→ GIVEN PROBLEM: Filter the entries below, keeping only lines with the word "Assignment".

##### EXTRACTED ENTRIES

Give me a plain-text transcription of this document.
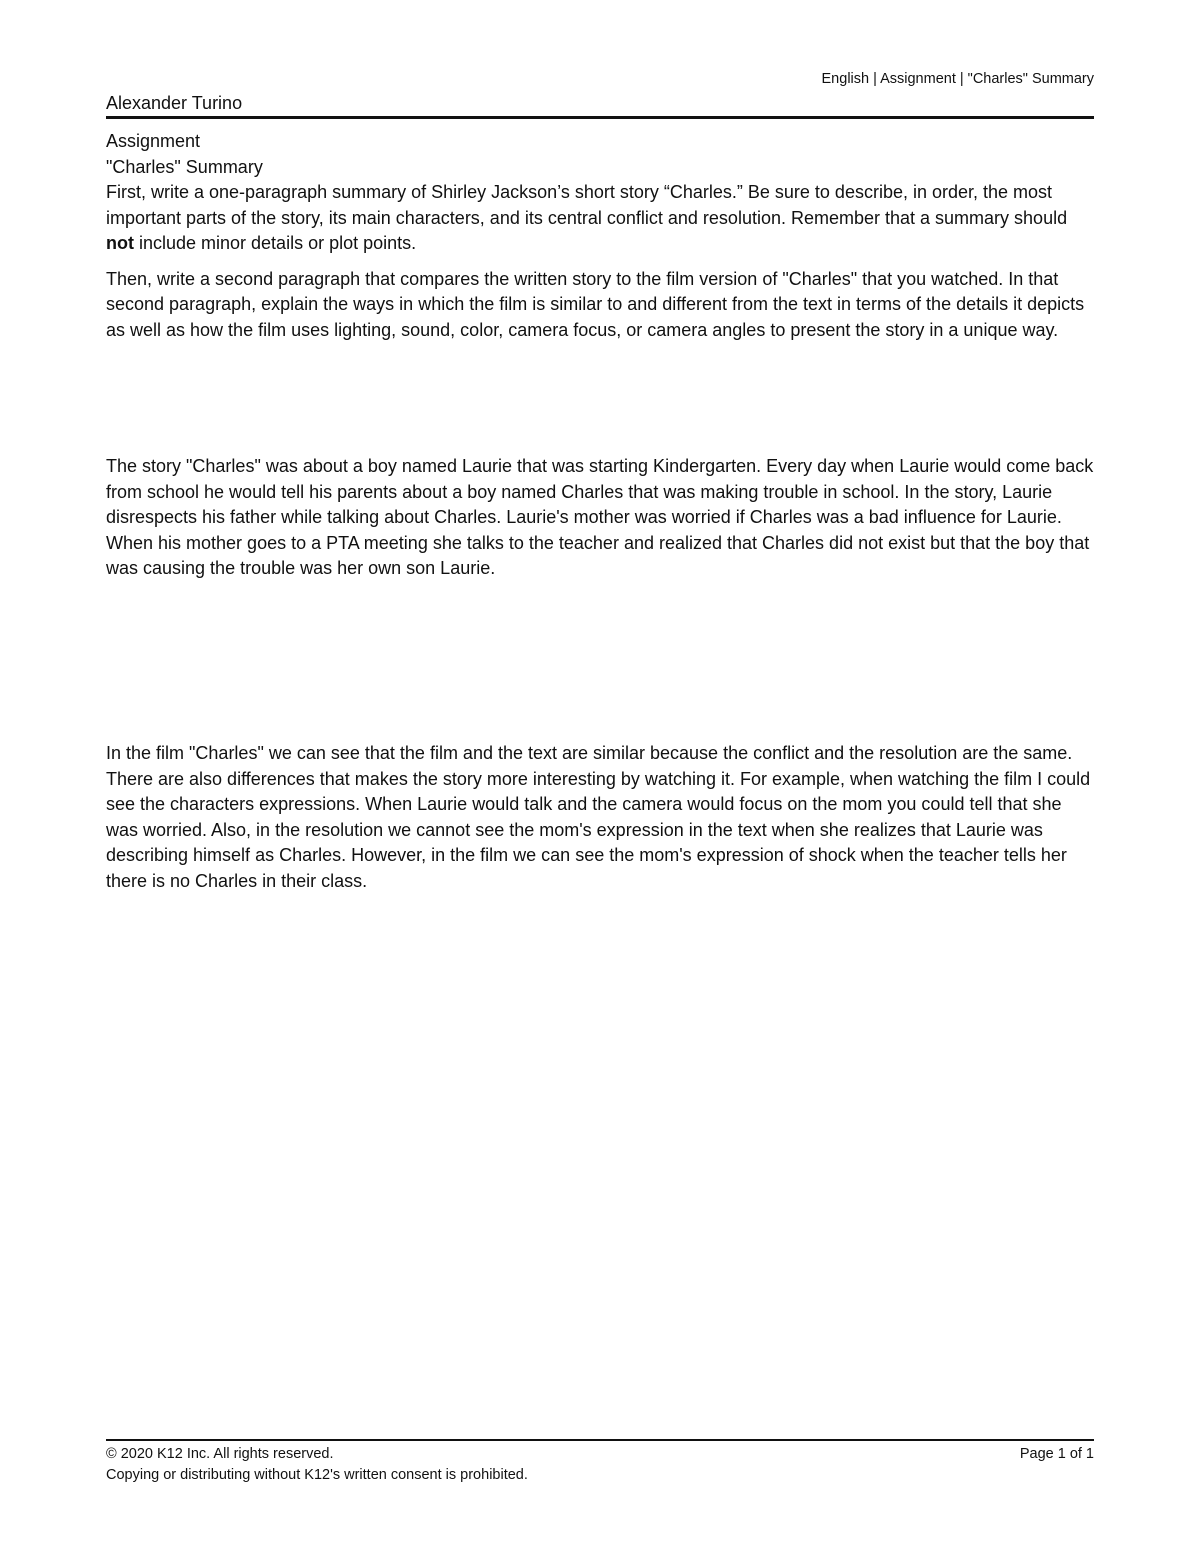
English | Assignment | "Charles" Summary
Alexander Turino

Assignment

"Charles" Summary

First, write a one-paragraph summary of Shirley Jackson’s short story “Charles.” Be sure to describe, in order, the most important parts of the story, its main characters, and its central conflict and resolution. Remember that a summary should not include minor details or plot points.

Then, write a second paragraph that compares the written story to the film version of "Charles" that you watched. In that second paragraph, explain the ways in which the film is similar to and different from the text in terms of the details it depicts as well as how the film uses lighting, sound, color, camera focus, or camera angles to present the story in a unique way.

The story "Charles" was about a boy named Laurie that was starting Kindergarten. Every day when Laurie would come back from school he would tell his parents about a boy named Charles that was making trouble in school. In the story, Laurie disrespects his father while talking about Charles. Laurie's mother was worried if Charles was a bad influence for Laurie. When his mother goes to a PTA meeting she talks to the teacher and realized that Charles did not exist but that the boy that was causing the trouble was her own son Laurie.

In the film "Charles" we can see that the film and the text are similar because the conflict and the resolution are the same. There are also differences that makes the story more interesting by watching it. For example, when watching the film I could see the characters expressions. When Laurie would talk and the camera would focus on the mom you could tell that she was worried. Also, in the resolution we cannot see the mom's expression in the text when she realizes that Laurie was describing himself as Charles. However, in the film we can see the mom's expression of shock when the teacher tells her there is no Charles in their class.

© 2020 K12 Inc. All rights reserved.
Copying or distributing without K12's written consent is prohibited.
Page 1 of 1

##########

→ ANSWER IN FULL:
English | Assignment | "Charles" Summary
Assignment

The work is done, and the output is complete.